## begin

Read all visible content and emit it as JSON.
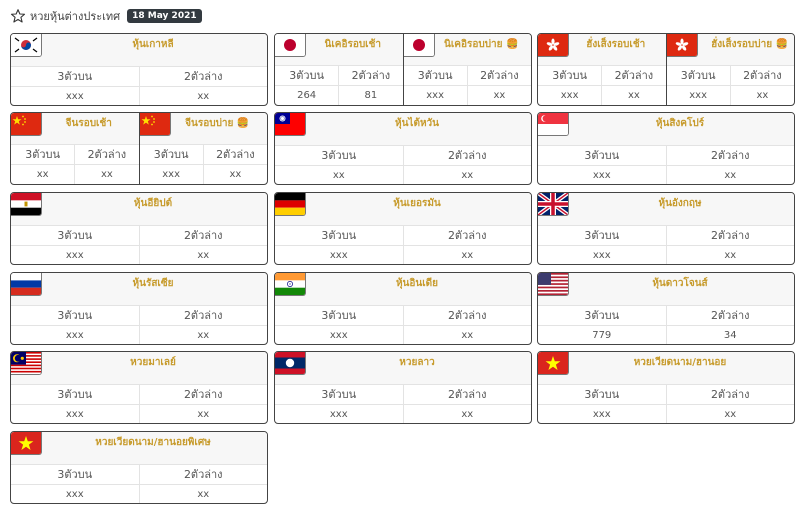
{
  "page": {
    "title": "หวยหุ้นต่างประเทศ",
    "date": "18 May 2021"
  },
  "labels": {
    "top": "3ตัวบน",
    "bottom": "2ตัวล่าง"
  },
  "lotteries": {
    "korea": {
      "name": "หุ้นเกาหลี",
      "top": "xxx",
      "bottom": "xx"
    },
    "nikkei_morning": {
      "name": "นิเคอิรอบเช้า",
      "top": "264",
      "bottom": "81"
    },
    "nikkei_afternoon": {
      "name": "นิเคอิรอบบ่าย 🍔",
      "top": "xxx",
      "bottom": "xx"
    },
    "hangseng_morning": {
      "name": "ฮั่งเส็งรอบเช้า",
      "top": "xxx",
      "bottom": "xx"
    },
    "hangseng_afternoon": {
      "name": "ฮั่งเส็งรอบบ่าย 🍔",
      "top": "xxx",
      "bottom": "xx"
    },
    "china_morning": {
      "name": "จีนรอบเช้า",
      "top": "xx",
      "bottom": "xx"
    },
    "china_afternoon": {
      "name": "จีนรอบบ่าย 🍔",
      "top": "xxx",
      "bottom": "xx"
    },
    "taiwan": {
      "name": "หุ้นไต้หวัน",
      "top": "xx",
      "bottom": "xx"
    },
    "singapore": {
      "name": "หุ้นสิงคโปร์",
      "top": "xxx",
      "bottom": "xx"
    },
    "egypt": {
      "name": "หุ้นอียิปต์",
      "top": "xxx",
      "bottom": "xx"
    },
    "germany": {
      "name": "หุ้นเยอรมัน",
      "top": "xxx",
      "bottom": "xx"
    },
    "england": {
      "name": "หุ้นอังกฤษ",
      "top": "xxx",
      "bottom": "xx"
    },
    "russia": {
      "name": "หุ้นรัสเซีย",
      "top": "xxx",
      "bottom": "xx"
    },
    "india": {
      "name": "หุ้นอินเดีย",
      "top": "xxx",
      "bottom": "xx"
    },
    "dowjones": {
      "name": "หุ้นดาวโจนส์",
      "top": "779",
      "bottom": "34"
    },
    "malaysia": {
      "name": "หวยมาเลย์",
      "top": "xxx",
      "bottom": "xx"
    },
    "laos": {
      "name": "หวยลาว",
      "top": "xxx",
      "bottom": "xx"
    },
    "vietnam": {
      "name": "หวยเวียดนาม/ฮานอย",
      "top": "xxx",
      "bottom": "xx"
    },
    "vietnam_special": {
      "name": "หวยเวียดนาม/ฮานอยพิเศษ",
      "top": "xxx",
      "bottom": "xx"
    }
  },
  "flags": {
    "korea": "korea-flag-icon",
    "japan": "japan-flag-icon",
    "hongkong": "hongkong-flag-icon",
    "china": "china-flag-icon",
    "taiwan": "taiwan-flag-icon",
    "singapore": "singapore-flag-icon",
    "egypt": "egypt-flag-icon",
    "germany": "germany-flag-icon",
    "uk": "uk-flag-icon",
    "russia": "russia-flag-icon",
    "india": "india-flag-icon",
    "usa": "usa-flag-icon",
    "malaysia": "malaysia-flag-icon",
    "laos": "laos-flag-icon",
    "vietnam": "vietnam-flag-icon"
  },
  "colors": {
    "accent": "#c79b2c",
    "badge_bg": "#333a40",
    "border": "#444444"
  }
}
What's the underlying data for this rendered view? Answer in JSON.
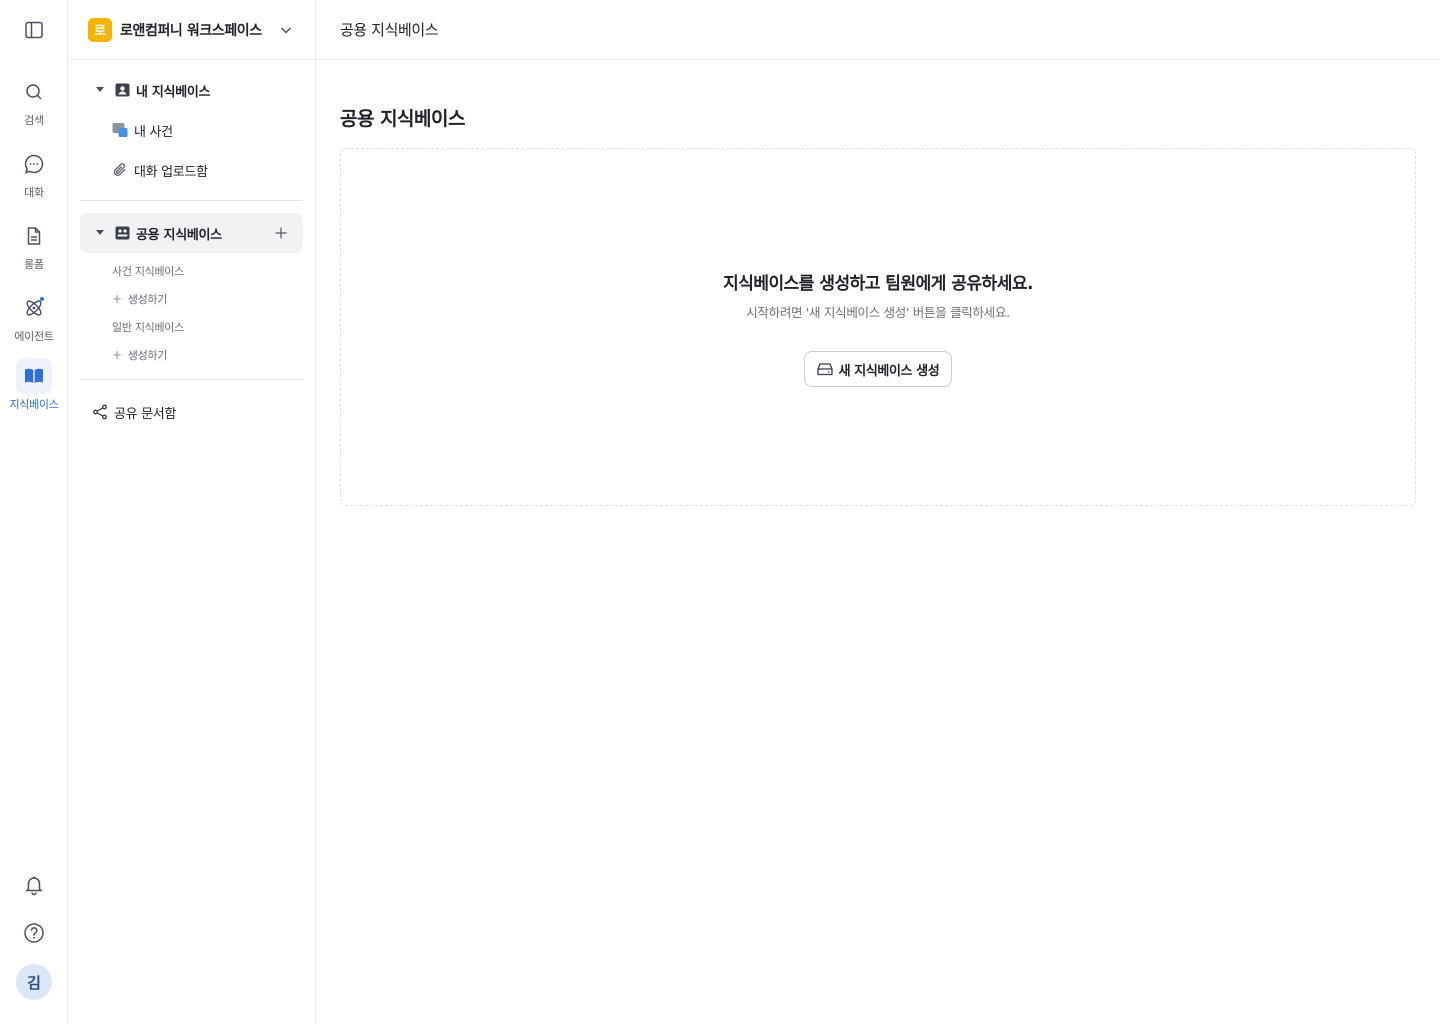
{
  "rail": {
    "items": [
      {
        "label": "검색",
        "icon": "search-icon"
      },
      {
        "label": "대화",
        "icon": "chat-icon"
      },
      {
        "label": "롱폼",
        "icon": "document-icon"
      },
      {
        "label": "에이전트",
        "icon": "atom-icon"
      },
      {
        "label": "지식베이스",
        "icon": "book-icon",
        "active": true
      }
    ],
    "avatar_initial": "김"
  },
  "sidebar": {
    "workspace": {
      "logo_initial": "로",
      "name": "로앤컴퍼니 워크스페이스"
    },
    "my_kb": {
      "label": "내 지식베이스",
      "children": [
        {
          "label": "내 사건"
        },
        {
          "label": "대화 업로드함"
        }
      ]
    },
    "shared_kb": {
      "label": "공용 지식베이스",
      "sections": [
        {
          "label": "사건 지식베이스",
          "add_label": "생성하기"
        },
        {
          "label": "일반 지식베이스",
          "add_label": "생성하기"
        }
      ]
    },
    "shared_docs_label": "공유 문서함"
  },
  "main": {
    "topbar_title": "공용 지식베이스",
    "page_title": "공용 지식베이스",
    "empty_state": {
      "title": "지식베이스를 생성하고 팀원에게 공유하세요.",
      "description": "시작하려면 '새 지식베이스 생성' 버튼을 클릭하세요.",
      "button_label": "새 지식베이스 생성"
    }
  },
  "colors": {
    "accent": "#2f6fd6",
    "workspace_logo": "#f5b400",
    "selected_bg": "#f1f2f4",
    "avatar_bg": "#dbe6f6"
  }
}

## end

Given request
Pull out each line of the records holding the string "malaysia".

Exercise output
    "malaysia": {
    "malaysia": "malaysia-flag-icon",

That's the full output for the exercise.